» SHORT EXERCISE: Return each line holding the string "velikosti".

» Stored data:
____

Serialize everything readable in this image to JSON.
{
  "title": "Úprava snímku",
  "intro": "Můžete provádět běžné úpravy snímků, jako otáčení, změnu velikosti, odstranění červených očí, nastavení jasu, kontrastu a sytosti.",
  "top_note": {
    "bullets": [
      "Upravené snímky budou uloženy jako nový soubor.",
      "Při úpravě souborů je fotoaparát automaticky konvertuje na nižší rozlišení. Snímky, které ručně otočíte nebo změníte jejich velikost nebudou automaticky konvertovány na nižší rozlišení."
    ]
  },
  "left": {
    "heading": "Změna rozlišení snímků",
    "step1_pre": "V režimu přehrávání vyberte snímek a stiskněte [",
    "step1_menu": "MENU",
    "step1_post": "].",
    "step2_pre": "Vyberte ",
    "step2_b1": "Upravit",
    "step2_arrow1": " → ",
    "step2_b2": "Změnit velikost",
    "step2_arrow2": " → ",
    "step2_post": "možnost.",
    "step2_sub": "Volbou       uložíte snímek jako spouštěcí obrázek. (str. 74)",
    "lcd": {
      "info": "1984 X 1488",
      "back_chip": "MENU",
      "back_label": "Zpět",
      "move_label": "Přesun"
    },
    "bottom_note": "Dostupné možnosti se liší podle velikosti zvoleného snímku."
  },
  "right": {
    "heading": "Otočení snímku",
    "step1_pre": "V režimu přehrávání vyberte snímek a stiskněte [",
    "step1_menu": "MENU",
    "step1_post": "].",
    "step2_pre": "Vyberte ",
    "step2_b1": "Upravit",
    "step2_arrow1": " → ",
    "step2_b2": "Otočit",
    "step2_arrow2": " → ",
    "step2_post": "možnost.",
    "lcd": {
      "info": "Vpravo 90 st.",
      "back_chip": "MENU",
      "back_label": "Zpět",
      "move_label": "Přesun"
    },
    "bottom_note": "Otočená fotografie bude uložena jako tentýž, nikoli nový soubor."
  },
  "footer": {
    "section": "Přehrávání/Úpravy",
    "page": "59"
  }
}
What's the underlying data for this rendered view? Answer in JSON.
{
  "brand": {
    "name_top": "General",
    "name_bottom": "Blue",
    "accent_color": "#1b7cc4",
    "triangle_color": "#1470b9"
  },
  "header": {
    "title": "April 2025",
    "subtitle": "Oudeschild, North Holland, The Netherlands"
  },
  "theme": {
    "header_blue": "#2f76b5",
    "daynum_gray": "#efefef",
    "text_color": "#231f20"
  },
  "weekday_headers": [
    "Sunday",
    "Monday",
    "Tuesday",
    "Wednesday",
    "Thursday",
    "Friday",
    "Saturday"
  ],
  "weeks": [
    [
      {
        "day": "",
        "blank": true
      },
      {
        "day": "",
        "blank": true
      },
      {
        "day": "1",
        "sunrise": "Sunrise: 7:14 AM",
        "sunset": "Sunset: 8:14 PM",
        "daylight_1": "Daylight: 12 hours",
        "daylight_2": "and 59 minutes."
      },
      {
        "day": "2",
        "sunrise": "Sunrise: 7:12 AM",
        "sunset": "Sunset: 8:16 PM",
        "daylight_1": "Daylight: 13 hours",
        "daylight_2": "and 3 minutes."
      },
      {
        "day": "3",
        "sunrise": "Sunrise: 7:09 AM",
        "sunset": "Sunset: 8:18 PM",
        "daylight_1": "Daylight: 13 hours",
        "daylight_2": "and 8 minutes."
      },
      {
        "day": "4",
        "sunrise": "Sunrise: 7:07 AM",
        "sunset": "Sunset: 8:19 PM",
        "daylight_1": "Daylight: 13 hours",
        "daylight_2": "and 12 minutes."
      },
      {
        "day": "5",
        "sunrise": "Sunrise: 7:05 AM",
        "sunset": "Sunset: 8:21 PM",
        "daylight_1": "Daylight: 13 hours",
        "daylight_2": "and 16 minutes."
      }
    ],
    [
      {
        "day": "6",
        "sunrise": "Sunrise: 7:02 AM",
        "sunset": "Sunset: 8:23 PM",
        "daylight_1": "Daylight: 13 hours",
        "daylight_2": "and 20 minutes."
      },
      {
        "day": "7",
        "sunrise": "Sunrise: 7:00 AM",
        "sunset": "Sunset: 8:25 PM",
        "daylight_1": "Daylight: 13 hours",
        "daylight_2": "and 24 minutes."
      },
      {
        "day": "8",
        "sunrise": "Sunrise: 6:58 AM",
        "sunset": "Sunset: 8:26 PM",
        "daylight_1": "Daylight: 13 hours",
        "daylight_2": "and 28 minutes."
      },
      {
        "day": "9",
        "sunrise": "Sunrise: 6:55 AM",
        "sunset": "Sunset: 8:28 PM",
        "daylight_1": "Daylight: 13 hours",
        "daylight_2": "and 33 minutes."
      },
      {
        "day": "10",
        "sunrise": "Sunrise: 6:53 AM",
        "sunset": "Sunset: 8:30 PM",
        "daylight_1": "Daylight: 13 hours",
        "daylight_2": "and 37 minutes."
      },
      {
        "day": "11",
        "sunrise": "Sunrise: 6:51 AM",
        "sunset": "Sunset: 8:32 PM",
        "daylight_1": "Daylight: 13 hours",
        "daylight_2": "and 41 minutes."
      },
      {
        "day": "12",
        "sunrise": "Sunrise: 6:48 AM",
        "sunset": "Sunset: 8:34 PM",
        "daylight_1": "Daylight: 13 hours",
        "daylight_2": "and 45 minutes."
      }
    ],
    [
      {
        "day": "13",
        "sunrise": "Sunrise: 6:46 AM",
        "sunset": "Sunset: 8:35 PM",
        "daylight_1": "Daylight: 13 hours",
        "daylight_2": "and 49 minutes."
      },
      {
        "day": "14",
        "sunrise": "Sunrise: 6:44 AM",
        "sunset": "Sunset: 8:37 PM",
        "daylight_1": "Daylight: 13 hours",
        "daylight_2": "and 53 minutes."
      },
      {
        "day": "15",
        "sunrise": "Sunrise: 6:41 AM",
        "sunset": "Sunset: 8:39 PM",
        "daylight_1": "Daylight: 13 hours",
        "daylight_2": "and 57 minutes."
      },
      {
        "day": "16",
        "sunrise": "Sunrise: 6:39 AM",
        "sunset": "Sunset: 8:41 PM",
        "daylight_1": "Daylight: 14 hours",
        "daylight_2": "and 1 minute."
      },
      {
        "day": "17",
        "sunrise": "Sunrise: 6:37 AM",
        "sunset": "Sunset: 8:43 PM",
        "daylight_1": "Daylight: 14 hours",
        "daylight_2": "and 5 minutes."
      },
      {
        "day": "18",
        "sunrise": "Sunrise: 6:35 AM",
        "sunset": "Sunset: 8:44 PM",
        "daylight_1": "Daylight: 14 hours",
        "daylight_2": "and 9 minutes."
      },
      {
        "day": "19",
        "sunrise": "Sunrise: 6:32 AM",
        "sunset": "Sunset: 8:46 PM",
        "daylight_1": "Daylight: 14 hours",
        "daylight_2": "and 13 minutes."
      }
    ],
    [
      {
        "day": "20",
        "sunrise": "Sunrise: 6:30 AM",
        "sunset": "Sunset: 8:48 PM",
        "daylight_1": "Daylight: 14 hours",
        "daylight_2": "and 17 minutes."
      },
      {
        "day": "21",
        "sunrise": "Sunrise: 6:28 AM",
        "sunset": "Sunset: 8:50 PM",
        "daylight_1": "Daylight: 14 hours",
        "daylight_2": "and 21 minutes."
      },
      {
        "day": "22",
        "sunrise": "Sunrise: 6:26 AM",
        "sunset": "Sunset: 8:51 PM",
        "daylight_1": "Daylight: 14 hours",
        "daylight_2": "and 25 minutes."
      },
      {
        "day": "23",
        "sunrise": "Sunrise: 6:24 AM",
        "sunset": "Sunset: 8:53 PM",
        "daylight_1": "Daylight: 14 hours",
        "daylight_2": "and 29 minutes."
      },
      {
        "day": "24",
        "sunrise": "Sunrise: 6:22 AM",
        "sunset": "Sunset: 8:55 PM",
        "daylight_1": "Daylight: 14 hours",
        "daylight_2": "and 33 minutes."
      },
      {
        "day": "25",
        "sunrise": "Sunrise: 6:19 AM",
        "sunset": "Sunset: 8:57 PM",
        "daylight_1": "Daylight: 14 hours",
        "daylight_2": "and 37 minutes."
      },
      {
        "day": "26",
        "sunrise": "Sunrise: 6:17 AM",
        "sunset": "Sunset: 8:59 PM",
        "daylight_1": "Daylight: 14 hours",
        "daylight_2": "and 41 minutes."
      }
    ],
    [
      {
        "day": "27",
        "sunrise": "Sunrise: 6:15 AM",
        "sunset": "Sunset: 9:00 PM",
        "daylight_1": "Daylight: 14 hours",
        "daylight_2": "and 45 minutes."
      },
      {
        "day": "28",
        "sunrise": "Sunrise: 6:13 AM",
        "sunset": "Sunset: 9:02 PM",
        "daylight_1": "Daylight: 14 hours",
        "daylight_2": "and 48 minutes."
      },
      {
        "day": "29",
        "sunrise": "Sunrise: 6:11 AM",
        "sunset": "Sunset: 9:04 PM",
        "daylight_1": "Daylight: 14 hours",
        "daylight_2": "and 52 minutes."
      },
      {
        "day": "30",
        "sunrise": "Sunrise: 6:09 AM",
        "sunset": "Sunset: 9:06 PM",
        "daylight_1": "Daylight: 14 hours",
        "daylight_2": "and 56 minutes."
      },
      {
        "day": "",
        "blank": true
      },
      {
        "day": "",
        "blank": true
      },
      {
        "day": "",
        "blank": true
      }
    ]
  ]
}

____

» OUTPUT FOR THIS TASK:
  "intro": "Můžete provádět běžné úpravy snímků, jako otáčení, změnu velikosti, odstranění červených očí, nastavení jasu, kontrastu a sytosti.",
    "bottom_note": "Dostupné možnosti se liší podle velikosti zvoleného snímku."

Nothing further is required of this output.